Restate the records below word for word.

─── Extracted information ───

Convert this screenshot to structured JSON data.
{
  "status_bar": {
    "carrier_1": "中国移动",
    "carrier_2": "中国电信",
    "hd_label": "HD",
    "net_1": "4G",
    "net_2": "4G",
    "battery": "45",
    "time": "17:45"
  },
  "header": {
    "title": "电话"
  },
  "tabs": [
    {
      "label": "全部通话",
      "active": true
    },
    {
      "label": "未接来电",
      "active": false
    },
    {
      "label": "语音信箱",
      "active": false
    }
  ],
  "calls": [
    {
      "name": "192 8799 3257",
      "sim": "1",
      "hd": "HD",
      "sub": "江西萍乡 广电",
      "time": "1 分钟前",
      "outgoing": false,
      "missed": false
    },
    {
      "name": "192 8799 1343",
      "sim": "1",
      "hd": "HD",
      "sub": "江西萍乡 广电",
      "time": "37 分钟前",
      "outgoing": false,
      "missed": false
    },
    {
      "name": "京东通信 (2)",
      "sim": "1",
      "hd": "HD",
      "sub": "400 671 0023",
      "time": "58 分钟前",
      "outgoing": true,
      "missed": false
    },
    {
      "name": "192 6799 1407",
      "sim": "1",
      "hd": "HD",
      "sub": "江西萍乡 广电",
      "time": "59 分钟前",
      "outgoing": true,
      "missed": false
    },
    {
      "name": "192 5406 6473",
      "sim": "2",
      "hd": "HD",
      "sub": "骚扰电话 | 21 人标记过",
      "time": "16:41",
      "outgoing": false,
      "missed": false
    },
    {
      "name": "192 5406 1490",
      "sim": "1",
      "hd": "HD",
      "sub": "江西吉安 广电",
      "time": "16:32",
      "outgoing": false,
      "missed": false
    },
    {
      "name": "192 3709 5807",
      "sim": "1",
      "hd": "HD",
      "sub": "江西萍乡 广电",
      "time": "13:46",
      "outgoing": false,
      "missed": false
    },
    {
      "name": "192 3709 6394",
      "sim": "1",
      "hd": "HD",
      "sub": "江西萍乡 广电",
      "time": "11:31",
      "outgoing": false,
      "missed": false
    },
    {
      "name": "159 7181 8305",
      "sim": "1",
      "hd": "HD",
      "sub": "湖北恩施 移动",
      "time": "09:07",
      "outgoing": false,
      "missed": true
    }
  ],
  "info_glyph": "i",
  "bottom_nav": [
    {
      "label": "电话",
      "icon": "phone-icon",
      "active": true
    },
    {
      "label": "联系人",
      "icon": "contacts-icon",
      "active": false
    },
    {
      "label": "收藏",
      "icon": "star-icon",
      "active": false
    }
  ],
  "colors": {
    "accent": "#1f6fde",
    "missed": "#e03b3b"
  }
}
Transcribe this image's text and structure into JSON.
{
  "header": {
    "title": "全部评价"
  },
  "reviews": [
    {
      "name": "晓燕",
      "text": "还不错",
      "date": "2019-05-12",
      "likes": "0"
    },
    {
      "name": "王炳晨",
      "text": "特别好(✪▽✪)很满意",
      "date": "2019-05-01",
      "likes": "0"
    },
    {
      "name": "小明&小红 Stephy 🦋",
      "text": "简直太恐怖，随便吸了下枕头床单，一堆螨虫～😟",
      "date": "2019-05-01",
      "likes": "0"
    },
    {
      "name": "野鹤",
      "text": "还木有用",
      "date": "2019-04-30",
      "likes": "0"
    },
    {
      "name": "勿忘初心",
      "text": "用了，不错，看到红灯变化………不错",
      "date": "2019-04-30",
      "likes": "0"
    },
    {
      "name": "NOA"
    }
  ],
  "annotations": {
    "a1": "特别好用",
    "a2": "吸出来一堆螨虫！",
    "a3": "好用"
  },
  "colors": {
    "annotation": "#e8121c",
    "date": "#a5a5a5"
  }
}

───

● Reply to the exercise
Convert this screenshot to structured JSON data.
{
  "status_bar": {
    "carrier_1": "中国移动",
    "carrier_2": "中国电信",
    "hd_label": "HD",
    "net_1": "4G",
    "net_2": "4G",
    "battery": "45",
    "time": "17:45"
  },
  "header": {
    "title": "电话"
  },
  "tabs": [
    {
      "label": "全部通话",
      "active": true
    },
    {
      "label": "未接来电",
      "active": false
    },
    {
      "label": "语音信箱",
      "active": false
    }
  ],
  "calls": [
    {
      "name": "192 8799 3257",
      "sim": "1",
      "hd": "HD",
      "sub": "江西萍乡 广电",
      "time": "1 分钟前",
      "outgoing": false,
      "missed": false
    },
    {
      "name": "192 8799 1343",
      "sim": "1",
      "hd": "HD",
      "sub": "江西萍乡 广电",
      "time": "37 分钟前",
      "outgoing": false,
      "missed": false
    },
    {
      "name": "京东通信 (2)",
      "sim": "1",
      "hd": "HD",
      "sub": "400 671 0023",
      "time": "58 分钟前",
      "outgoing": true,
      "missed": false
    },
    {
      "name": "192 6799 1407",
      "sim": "1",
      "hd": "HD",
      "sub": "江西萍乡 广电",
      "time": "59 分钟前",
      "outgoing": true,
      "missed": false
    },
    {
      "name": "192 5406 6473",
      "sim": "2",
      "hd": "HD",
      "sub": "骚扰电话 | 21 人标记过",
      "time": "16:41",
      "outgoing": false,
      "missed": false
    },
    {
      "name": "192 5406 1490",
      "sim": "1",
      "hd": "HD",
      "sub": "江西吉安 广电",
      "time": "16:32",
      "outgoing": false,
      "missed": false
    },
    {
      "name": "192 3709 5807",
      "sim": "1",
      "hd": "HD",
      "sub": "江西萍乡 广电",
      "time": "13:46",
      "outgoing": false,
      "missed": false
    },
    {
      "name": "192 3709 6394",
      "sim": "1",
      "hd": "HD",
      "sub": "江西萍乡 广电",
      "time": "11:31",
      "outgoing": false,
      "missed": false
    },
    {
      "name": "159 7181 8305",
      "sim": "1",
      "hd": "HD",
      "sub": "湖北恩施 移动",
      "time": "09:07",
      "outgoing": false,
      "missed": true
    }
  ],
  "info_glyph": "i",
  "bottom_nav": [
    {
      "label": "电话",
      "icon": "phone-icon",
      "active": true
    },
    {
      "label": "联系人",
      "icon": "contacts-icon",
      "active": false
    },
    {
      "label": "收藏",
      "icon": "star-icon",
      "active": false
    }
  ],
  "colors": {
    "accent": "#1f6fde",
    "missed": "#e03b3b"
  }
}
Transcribe this image's text and structure into JSON.
{
  "header": {
    "title": "全部评价"
  },
  "reviews": [
    {
      "name": "晓燕",
      "text": "还不错",
      "date": "2019-05-12",
      "likes": "0"
    },
    {
      "name": "王炳晨",
      "text": "特别好(✪▽✪)很满意",
      "date": "2019-05-01",
      "likes": "0"
    },
    {
      "name": "小明&小红 Stephy 🦋",
      "text": "简直太恐怖，随便吸了下枕头床单，一堆螨虫～😟",
      "date": "2019-05-01",
      "likes": "0"
    },
    {
      "name": "野鹤",
      "text": "还木有用",
      "date": "2019-04-30",
      "likes": "0"
    },
    {
      "name": "勿忘初心",
      "text": "用了，不错，看到红灯变化………不错",
      "date": "2019-04-30",
      "likes": "0"
    },
    {
      "name": "NOA"
    }
  ],
  "annotations": {
    "a1": "特别好用",
    "a2": "吸出来一堆螨虫！",
    "a3": "好用"
  },
  "colors": {
    "annotation": "#e8121c",
    "date": "#a5a5a5"
  }
}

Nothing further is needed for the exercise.